* SOURCE DOCUMENT *
>>>
Previous  |  Next


Dec 10

Tim O'Reilly

Tim O'Reilly

The Future of Cell Phone Headsets

There are some interesting speculations in an O'Reilly Network article by Peter Drescher entitled The Annoying Future of Cell Phone Headsets. The predictions start about halfway down page three of the article, and focus on the rise of stereo headsets for phones (as in the iPhone):

Until recently, talking on the phone was, without exception, a monaural experience. Even now, I almost always pull out one earbud out when I'm on a call. But the case of "listening to music, then the phone rings" is so common you quickly get used to the schizophrenic feeling of the voice in your head. In fact, it can even make you feel more connected to your caller, and facilitate communications in high-noise environments, like, say, every street-corner call you've ever made.

Stereo headphones create an audio barrier around your head. The world goes silent (or at least gets a lot quieter), and you navigate through the environment with your own soundtrack. But with stereo headsets, people who have your phone number can now pierce that barrier and join you inside it (and in the exact center of it). If your caller is also wearing a stereo headset, it's as if your bubbles are connected.... You're inside of their head, and they're inside of yours.

The article goes on to suggest some of the new social behavior (and supporting applications) that will start to take hold when stereo bluetooth headsets are the norm:

  • Better sounding phone calls. "There's no reason why the headset can't produce full-resolution voice audio, since it's already doing it for music playback."

  • Better conference calling. "In a mobile broadband world, you could receive multiple streams of conferenced calls and position them in the stereo field for increased intelligibility."

  • Sharing audio, with conversation. "Imagine if I could authorize your headset to pick up my phone's audio signal, then we could both listen to what my phone was playing.... These headsets have built-in microphones, so there's no reason why you couldn't mix your voice into the shared music stream. Then I can talk to you, you can talk to me, and we can both still hear the music."

  • Sharing game sound. "Speaking of 3D audio, let's use that feature in a mobile Star Wars game to send those damn Imperial TIE-fighters buzzing around your head like flies, giving you more reason to swat them out of the sky. Then you can switch to multiplayer mode and contact the rest of your squadron. Now you're bantering via voice data network with Red Leader on your left and Red 5 on your right, all while blasting spaceship formations in coordinated attacks."
<<<
* LIST OF TASKS *
1. Reproduce the stretch of the cell phone headset post from "Until recently, talking" through "you've ever made.".
2. In the cell phone headset post, where in the Peter Drescher article do the predictions begin?

* LISTED ENTRIES *
>>>
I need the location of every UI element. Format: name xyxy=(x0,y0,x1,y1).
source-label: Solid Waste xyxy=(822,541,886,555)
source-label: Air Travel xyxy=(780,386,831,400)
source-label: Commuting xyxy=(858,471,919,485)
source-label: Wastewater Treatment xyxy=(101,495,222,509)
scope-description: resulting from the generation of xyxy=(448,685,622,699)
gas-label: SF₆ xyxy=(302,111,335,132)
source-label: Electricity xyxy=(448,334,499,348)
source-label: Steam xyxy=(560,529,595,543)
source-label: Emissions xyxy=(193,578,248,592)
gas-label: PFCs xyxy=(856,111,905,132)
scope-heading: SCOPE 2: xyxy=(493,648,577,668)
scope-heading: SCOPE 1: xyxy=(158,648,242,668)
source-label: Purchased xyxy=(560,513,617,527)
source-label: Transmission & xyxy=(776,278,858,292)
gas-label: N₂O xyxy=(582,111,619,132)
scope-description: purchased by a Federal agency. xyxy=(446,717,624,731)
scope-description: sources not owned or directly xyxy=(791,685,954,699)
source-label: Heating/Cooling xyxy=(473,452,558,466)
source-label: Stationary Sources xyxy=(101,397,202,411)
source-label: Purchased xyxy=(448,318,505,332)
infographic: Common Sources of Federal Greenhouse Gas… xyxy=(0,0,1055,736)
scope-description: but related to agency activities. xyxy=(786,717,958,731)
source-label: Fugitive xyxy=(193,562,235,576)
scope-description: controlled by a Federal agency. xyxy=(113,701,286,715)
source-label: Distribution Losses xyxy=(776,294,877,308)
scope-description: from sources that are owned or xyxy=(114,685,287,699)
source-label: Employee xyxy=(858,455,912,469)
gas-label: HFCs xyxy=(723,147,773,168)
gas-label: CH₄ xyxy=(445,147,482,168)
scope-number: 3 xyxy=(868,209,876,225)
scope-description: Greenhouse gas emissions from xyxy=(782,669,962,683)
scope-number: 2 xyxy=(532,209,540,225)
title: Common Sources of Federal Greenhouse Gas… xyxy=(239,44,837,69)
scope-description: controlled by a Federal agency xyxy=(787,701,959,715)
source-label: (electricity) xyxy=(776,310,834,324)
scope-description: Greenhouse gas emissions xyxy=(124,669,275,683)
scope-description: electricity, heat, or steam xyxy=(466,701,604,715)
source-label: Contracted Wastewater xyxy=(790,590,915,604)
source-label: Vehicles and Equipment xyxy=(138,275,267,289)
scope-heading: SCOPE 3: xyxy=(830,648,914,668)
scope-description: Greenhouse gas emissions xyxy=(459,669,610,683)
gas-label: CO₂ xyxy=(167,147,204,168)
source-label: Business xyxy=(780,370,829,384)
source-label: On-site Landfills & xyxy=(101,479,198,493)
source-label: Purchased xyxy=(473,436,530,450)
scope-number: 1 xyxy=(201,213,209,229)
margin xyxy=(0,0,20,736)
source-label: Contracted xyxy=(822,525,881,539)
<<<
* EXERCISE ANSWERS *
1.
Until recently, talking on the phone was, without exception, a monaural experience. Even now, I almost always pull out one earbud out when I'm on a call. But the case of "listening to music, then the phone rings" is so common you quickly get used to the schizophrenic feeling of the voice in your head. In fact, it can even make you feel more connected to your caller, and facilitate communications in high-noise environments, like, say, every street-corner call you've ever made.

2. About halfway down page three of the article.